#### Written task 1
In the data listing, reproduce the lines beginning at the one that contains "svg-text:5 Jun 2019: 5" and stopping after the one that contains "svg-text:0: 0 (1427, 787, 1433, 798)".

Skip to content

Latest commit

 

History

History
372 lines (239 loc) · 9.29 KB

File metadata and controls

372 lines (239 loc) · 9.29 KB

PG16.1 Athena_PG -> PG18.1 Patch Inventory

Purpose

This document isolates the Athena-specific and Lero-specific changes in the current PG16.1-based fork and maps them to PostgreSQL 18.1 touchpoints.

Reference baseline:

  • base commit: 3edc6580c0 (Stamp 16.1.)
  • current fork head: a06410cb3b

Diff summary:

  • 17 files changed, 669 insertions(+), 31 deletions(-)

[Data listing]
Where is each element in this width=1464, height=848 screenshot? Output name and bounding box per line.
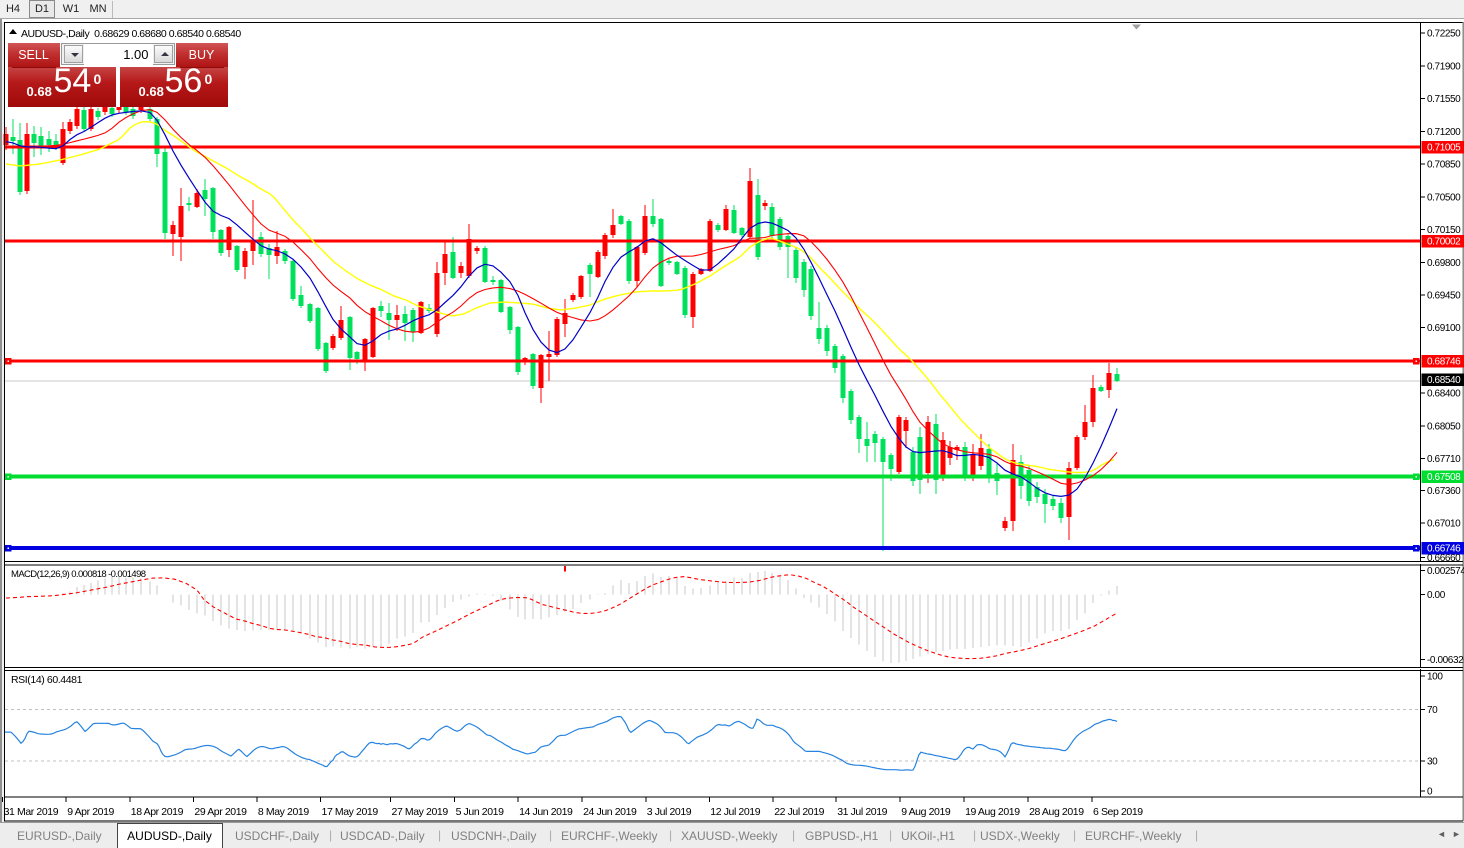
svg-text:5 Jun 2019: 5 Jun 2019 (456, 806, 505, 818)
svg-text:28 Aug 2019: 28 Aug 2019 (1029, 806, 1084, 818)
svg-text:9 Aug 2019: 9 Aug 2019 (901, 806, 951, 818)
svg-text:0.67710: 0.67710 (1427, 454, 1461, 465)
svg-text:30: 30 (1427, 757, 1438, 768)
svg-text:6 Sep 2019: 6 Sep 2019 (1093, 806, 1143, 818)
svg-text:0: 0 (1427, 787, 1433, 798)
svg-text:9 Apr 2019: 9 Apr 2019 (67, 806, 114, 818)
svg-text:0.70500: 0.70500 (1427, 192, 1461, 203)
svg-text:0.68050: 0.68050 (1427, 421, 1461, 432)
svg-text:0.69800: 0.69800 (1427, 258, 1461, 269)
svg-text:-0.0063260: -0.0063260 (1427, 655, 1464, 666)
svg-text:22 Jul 2019: 22 Jul 2019 (774, 806, 824, 818)
svg-text:RSI(14) 60.4481: RSI(14) 60.4481 (11, 674, 83, 686)
svg-text:31 Mar 2019: 31 Mar 2019 (4, 806, 59, 818)
svg-text:18 Apr 2019: 18 Apr 2019 (131, 806, 184, 818)
svg-text:0.70850: 0.70850 (1427, 160, 1461, 171)
svg-text:0.72250: 0.72250 (1427, 29, 1461, 40)
svg-text:MACD(12,26,9) 0.000818 -0.0014: MACD(12,26,9) 0.000818 -0.001498 (11, 569, 146, 580)
svg-text:0.66660: 0.66660 (1427, 553, 1461, 564)
svg-text:19 Aug 2019: 19 Aug 2019 (965, 806, 1020, 818)
svg-text:0.68540: 0.68540 (1427, 375, 1461, 386)
svg-text:0.71200: 0.71200 (1427, 127, 1461, 138)
svg-text:0.70002: 0.70002 (1427, 237, 1461, 248)
svg-text:0.67010: 0.67010 (1427, 519, 1461, 530)
svg-text:27 May 2019: 27 May 2019 (392, 806, 449, 818)
svg-text:0.68400: 0.68400 (1427, 389, 1461, 400)
svg-text:0.67508: 0.67508 (1427, 472, 1461, 483)
svg-text:70: 70 (1427, 705, 1438, 716)
svg-text:17 May 2019: 17 May 2019 (322, 806, 379, 818)
svg-text:0.68746: 0.68746 (1427, 357, 1461, 368)
svg-text:24 Jun 2019: 24 Jun 2019 (583, 806, 637, 818)
svg-text:100: 100 (1427, 672, 1443, 683)
svg-text:0.66746: 0.66746 (1427, 544, 1461, 555)
svg-text:0.71550: 0.71550 (1427, 94, 1461, 105)
svg-text:0.70150: 0.70150 (1427, 225, 1461, 236)
svg-text:29 Apr 2019: 29 Apr 2019 (194, 806, 247, 818)
svg-text:12 Jul 2019: 12 Jul 2019 (710, 806, 760, 818)
svg-text:31 Jul 2019: 31 Jul 2019 (837, 806, 887, 818)
svg-text:0.71005: 0.71005 (1427, 143, 1461, 154)
svg-text:0.67360: 0.67360 (1427, 486, 1461, 497)
svg-text:8 May 2019: 8 May 2019 (258, 806, 309, 818)
svg-text:0.69100: 0.69100 (1427, 323, 1461, 334)
svg-text:0.69450: 0.69450 (1427, 291, 1461, 302)
svg-text:0.71900: 0.71900 (1427, 61, 1461, 72)
svg-text:14 Jun 2019: 14 Jun 2019 (519, 806, 573, 818)
svg-text:3 Jul 2019: 3 Jul 2019 (647, 806, 692, 818)
svg-text:0.00: 0.00 (1427, 590, 1446, 601)
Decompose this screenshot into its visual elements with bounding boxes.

#### Written task 2
In the PostgreSQL patch inventory page, recast the paragraph that starts "This document isolates" as a short bulleted list that keeps its main facts.

#### Correct output 1
svg-text:5 Jun 2019: 5 Jun 2019 (456, 806, 505, 818)
svg-text:28 Aug 2019: 28 Aug 2019 (1029, 806, 1084, 818)
svg-text:9 Aug 2019: 9 Aug 2019 (901, 806, 951, 818)
svg-text:0.67710: 0.67710 (1427, 454, 1461, 465)
svg-text:30: 30 (1427, 757, 1438, 768)
svg-text:6 Sep 2019: 6 Sep 2019 (1093, 806, 1143, 818)
svg-text:0: 0 (1427, 787, 1433, 798)

#### Correct output 2
- Isolates the Athena-specific and Lero-specific changes in the current PG16.1-based fork
- Maps those changes to PostgreSQL 18.1 touchpoints